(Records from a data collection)
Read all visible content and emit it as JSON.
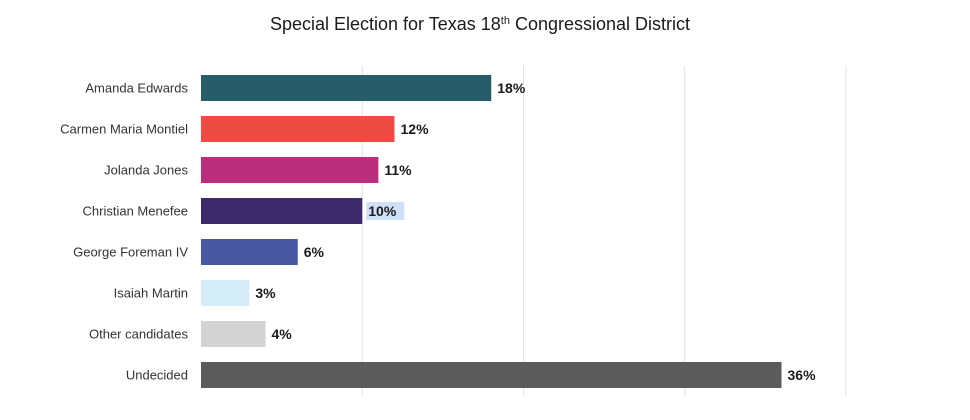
{
  "chart_data": {
    "type": "bar",
    "orientation": "horizontal",
    "title": "Special Election for Texas 18",
    "title_superscript": "th",
    "title_suffix": " Congressional District",
    "categories": [
      "Amanda Edwards",
      "Carmen Maria Montiel",
      "Jolanda Jones",
      "Christian Menefee",
      "George Foreman IV",
      "Isaiah Martin",
      "Other candidates",
      "Undecided"
    ],
    "values": [
      18,
      12,
      11,
      10,
      6,
      3,
      4,
      36
    ],
    "value_labels": [
      "18%",
      "12%",
      "11%",
      "10%",
      "6%",
      "3%",
      "4%",
      "36%"
    ],
    "colors": [
      "#265d68",
      "#ef4b45",
      "#bb2e7c",
      "#3c2a6b",
      "#4857a1",
      "#d4edf8",
      "#d3d3d3",
      "#5b5b5b"
    ],
    "highlighted_label_index": 3,
    "highlight_color": "#cfe0f8",
    "xlim": [
      0,
      40
    ],
    "grid_step": 10,
    "grid": true,
    "legend": "none",
    "xlabel": "",
    "ylabel": ""
  }
}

PROBLEM REQUIREMENTS
Repeat every record precisely. Any picture among them stays out of the copy.

EXERCISE RESULT
Read all visible content and emit it as JSON.
{
  "chart_data": {
    "type": "bar",
    "orientation": "horizontal",
    "title": "Special Election for Texas 18",
    "title_superscript": "th",
    "title_suffix": " Congressional District",
    "categories": [
      "Amanda Edwards",
      "Carmen Maria Montiel",
      "Jolanda Jones",
      "Christian Menefee",
      "George Foreman IV",
      "Isaiah Martin",
      "Other candidates",
      "Undecided"
    ],
    "values": [
      18,
      12,
      11,
      10,
      6,
      3,
      4,
      36
    ],
    "value_labels": [
      "18%",
      "12%",
      "11%",
      "10%",
      "6%",
      "3%",
      "4%",
      "36%"
    ],
    "colors": [
      "#265d68",
      "#ef4b45",
      "#bb2e7c",
      "#3c2a6b",
      "#4857a1",
      "#d4edf8",
      "#d3d3d3",
      "#5b5b5b"
    ],
    "highlighted_label_index": 3,
    "highlight_color": "#cfe0f8",
    "xlim": [
      0,
      40
    ],
    "grid_step": 10,
    "grid": true,
    "legend": "none",
    "xlabel": "",
    "ylabel": ""
  }
}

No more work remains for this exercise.